§ EXERCISE DIRECTIONS:
Locate every line in the records below that contains the word "Inverter", and copy each one.

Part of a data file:
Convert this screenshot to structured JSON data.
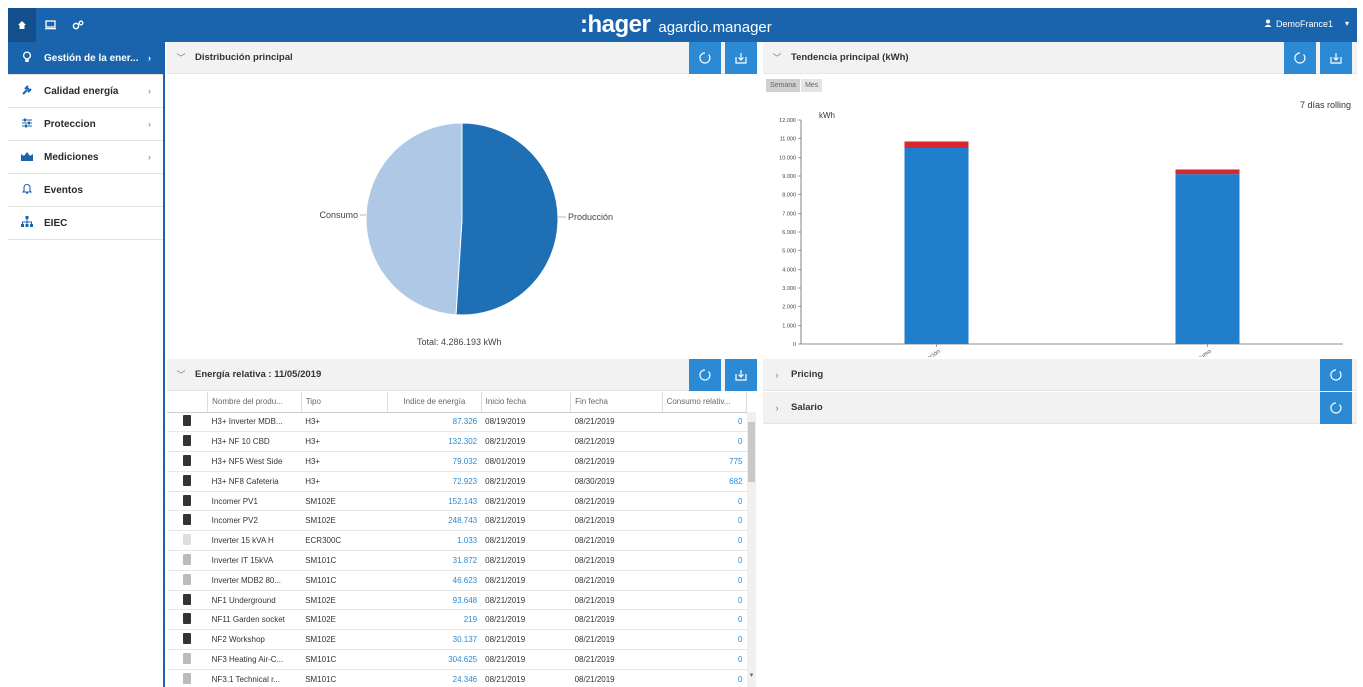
{
  "topbar": {
    "brand_logo": ":hager",
    "brand_name": "agardio.manager",
    "user": "DemoFrance1",
    "icons": [
      "home-icon",
      "monitor-icon",
      "gears-icon"
    ]
  },
  "sidebar": {
    "items": [
      {
        "label": "Gestión de la ener...",
        "icon": "bulb-icon"
      },
      {
        "label": "Calidad energía",
        "icon": "plug-icon"
      },
      {
        "label": "Proteccion",
        "icon": "sliders-icon"
      },
      {
        "label": "Mediciones",
        "icon": "chart-icon"
      },
      {
        "label": "Eventos",
        "icon": "bell-icon"
      },
      {
        "label": "EIEC",
        "icon": "network-icon"
      }
    ]
  },
  "distribucion": {
    "title": "Distribución principal",
    "total": "Total: 4.286.193 kWh",
    "label_consumo": "Consumo",
    "label_produccion": "Producción"
  },
  "tendencia": {
    "title": "Tendencia principal (kWh)",
    "tabs": [
      "Semana",
      "Mes"
    ],
    "rolling": "7 días rolling",
    "ylabel": "kWh"
  },
  "energia": {
    "title": "Energía relativa : 11/05/2019",
    "columns": [
      "Nombre del produ...",
      "Tipo",
      "Indice de energía",
      "Inicio fecha",
      "Fin fecha",
      "Consumo relativ..."
    ],
    "rows": [
      {
        "name": "H3+ Inverter MDB...",
        "tipo": "H3+",
        "indice": "87.326",
        "inicio": "08/19/2019",
        "fin": "08/21/2019",
        "consumo": "0"
      },
      {
        "name": "H3+ NF 10 CBD",
        "tipo": "H3+",
        "indice": "132.302",
        "inicio": "08/21/2019",
        "fin": "08/21/2019",
        "consumo": "0"
      },
      {
        "name": "H3+ NF5 West Side",
        "tipo": "H3+",
        "indice": "79.032",
        "inicio": "08/01/2019",
        "fin": "08/21/2019",
        "consumo": "775"
      },
      {
        "name": "H3+ NF8 Cafeteria",
        "tipo": "H3+",
        "indice": "72.923",
        "inicio": "08/21/2019",
        "fin": "08/30/2019",
        "consumo": "682"
      },
      {
        "name": "Incomer PV1",
        "tipo": "SM102E",
        "indice": "152.143",
        "inicio": "08/21/2019",
        "fin": "08/21/2019",
        "consumo": "0"
      },
      {
        "name": "Incomer PV2",
        "tipo": "SM102E",
        "indice": "248.743",
        "inicio": "08/21/2019",
        "fin": "08/21/2019",
        "consumo": "0"
      },
      {
        "name": "Inverter 15 kVA H",
        "tipo": "ECR300C",
        "indice": "1.033",
        "inicio": "08/21/2019",
        "fin": "08/21/2019",
        "consumo": "0"
      },
      {
        "name": "Inverter IT 15kVA",
        "tipo": "SM101C",
        "indice": "31.872",
        "inicio": "08/21/2019",
        "fin": "08/21/2019",
        "consumo": "0"
      },
      {
        "name": "Inverter MDB2 80...",
        "tipo": "SM101C",
        "indice": "46.623",
        "inicio": "08/21/2019",
        "fin": "08/21/2019",
        "consumo": "0"
      },
      {
        "name": "NF1 Underground",
        "tipo": "SM102E",
        "indice": "93.648",
        "inicio": "08/21/2019",
        "fin": "08/21/2019",
        "consumo": "0"
      },
      {
        "name": "NF11 Garden socket",
        "tipo": "SM102E",
        "indice": "219",
        "inicio": "08/21/2019",
        "fin": "08/21/2019",
        "consumo": "0"
      },
      {
        "name": "NF2 Workshop",
        "tipo": "SM102E",
        "indice": "30.137",
        "inicio": "08/21/2019",
        "fin": "08/21/2019",
        "consumo": "0"
      },
      {
        "name": "NF3 Heating Air-C...",
        "tipo": "SM101C",
        "indice": "304.625",
        "inicio": "08/21/2019",
        "fin": "08/21/2019",
        "consumo": "0"
      },
      {
        "name": "NF3.1 Technical r...",
        "tipo": "SM101C",
        "indice": "24.346",
        "inicio": "08/21/2019",
        "fin": "08/21/2019",
        "consumo": "0"
      }
    ]
  },
  "pricing": {
    "title": "Pricing"
  },
  "salario": {
    "title": "Salario"
  },
  "colors": {
    "brand": "#1a64ad",
    "button": "#2b8ad3",
    "pie_light": "#aec8e6",
    "bar_top": "#d9262f"
  },
  "chart_data": [
    {
      "type": "pie",
      "categories": [
        "Producción",
        "Consumo"
      ],
      "values": [
        51,
        49
      ],
      "colors": [
        "#1f6fb5",
        "#aec8e6"
      ]
    },
    {
      "type": "bar",
      "categories": [
        "Producción",
        "Consumo"
      ],
      "ylabel": "kWh",
      "ylim": [
        0,
        12000
      ],
      "yticks": [
        "0",
        "1.000",
        "2.000",
        "3.000",
        "4.000",
        "5.000",
        "6.000",
        "7.000",
        "8.000",
        "9.000",
        "10.000",
        "11.000",
        "12.000"
      ],
      "series": [
        {
          "values": [
            10500,
            9100
          ]
        },
        {
          "values": [
            350,
            250
          ]
        }
      ]
    }
  ]
}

§ FINISHED TASK:
        "name": "H3+ Inverter MDB...",
        "name": "Inverter 15 kVA H",
        "name": "Inverter IT 15kVA",
        "name": "Inverter MDB2 80...",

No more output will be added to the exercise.